■ **Task statement**: Each line containing the word "CRTAS" needs to be copied.

■ **Saved entries**:
══════

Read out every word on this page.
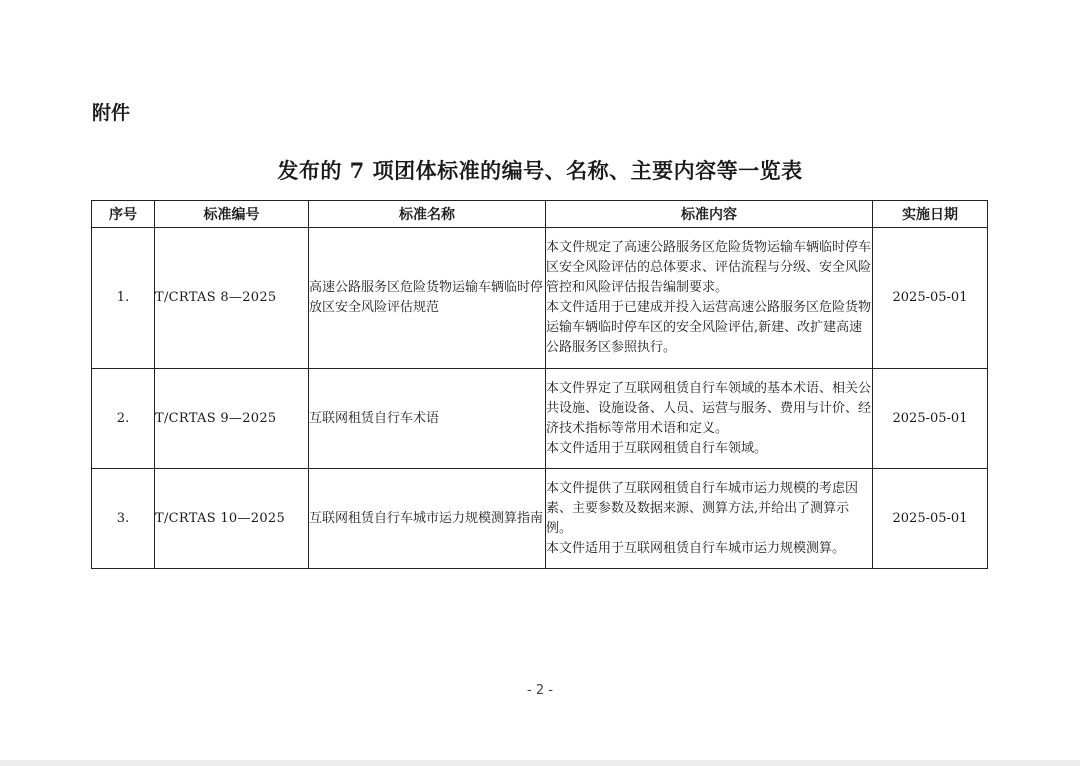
附件

发布的 7 项团体标准的编号、名称、主要内容等一览表
序号	标准编号	标准名称	标准内容	实施日期
1.	T/CRTAS 8—2025	高速公路服务区危险货物运输车辆临时停放区安全风险评估规范	本文件规定了高速公路服务区危险货物运输车辆临时停车区安全风险评估的总体要求、评估流程与分级、安全风险管控和风险评估报告编制要求。
本文件适用于已建成并投入运营高速公路服务区危险货物运输车辆临时停车区的安全风险评估,新建、改扩建高速公路服务区参照执行。	2025-05-01
2.	T/CRTAS 9—2025	互联网租赁自行车术语	本文件界定了互联网租赁自行车领域的基本术语、相关公共设施、设施设备、人员、运营与服务、费用与计价、经济技术指标等常用术语和定义。
本文件适用于互联网租赁自行车领域。	2025-05-01
3.	T/CRTAS 10—2025	互联网租赁自行车城市运力规模测算指南	本文件提供了互联网租赁自行车城市运力规模的考虑因素、主要参数及数据来源、测算方法,并给出了测算示例。
本文件适用于互联网租赁自行车城市运力规模测算。	2025-05-01

- 2 -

══════

■ **Written answer**:
1.	T/CRTAS 8—2025	高速公路服务区危险货物运输车辆临时停放区安全风险评估规范	本文件规定了高速公路服务区危险货物运输车辆临时停车区安全风险评估的总体要求、评估流程与分级、安全风险管控和风险评估报告编制要求。
2.	T/CRTAS 9—2025	互联网租赁自行车术语	本文件界定了互联网租赁自行车领域的基本术语、相关公共设施、设施设备、人员、运营与服务、费用与计价、经济技术指标等常用术语和定义。
3.	T/CRTAS 10—2025	互联网租赁自行车城市运力规模测算指南	本文件提供了互联网租赁自行车城市运力规模的考虑因素、主要参数及数据来源、测算方法,并给出了测算示例。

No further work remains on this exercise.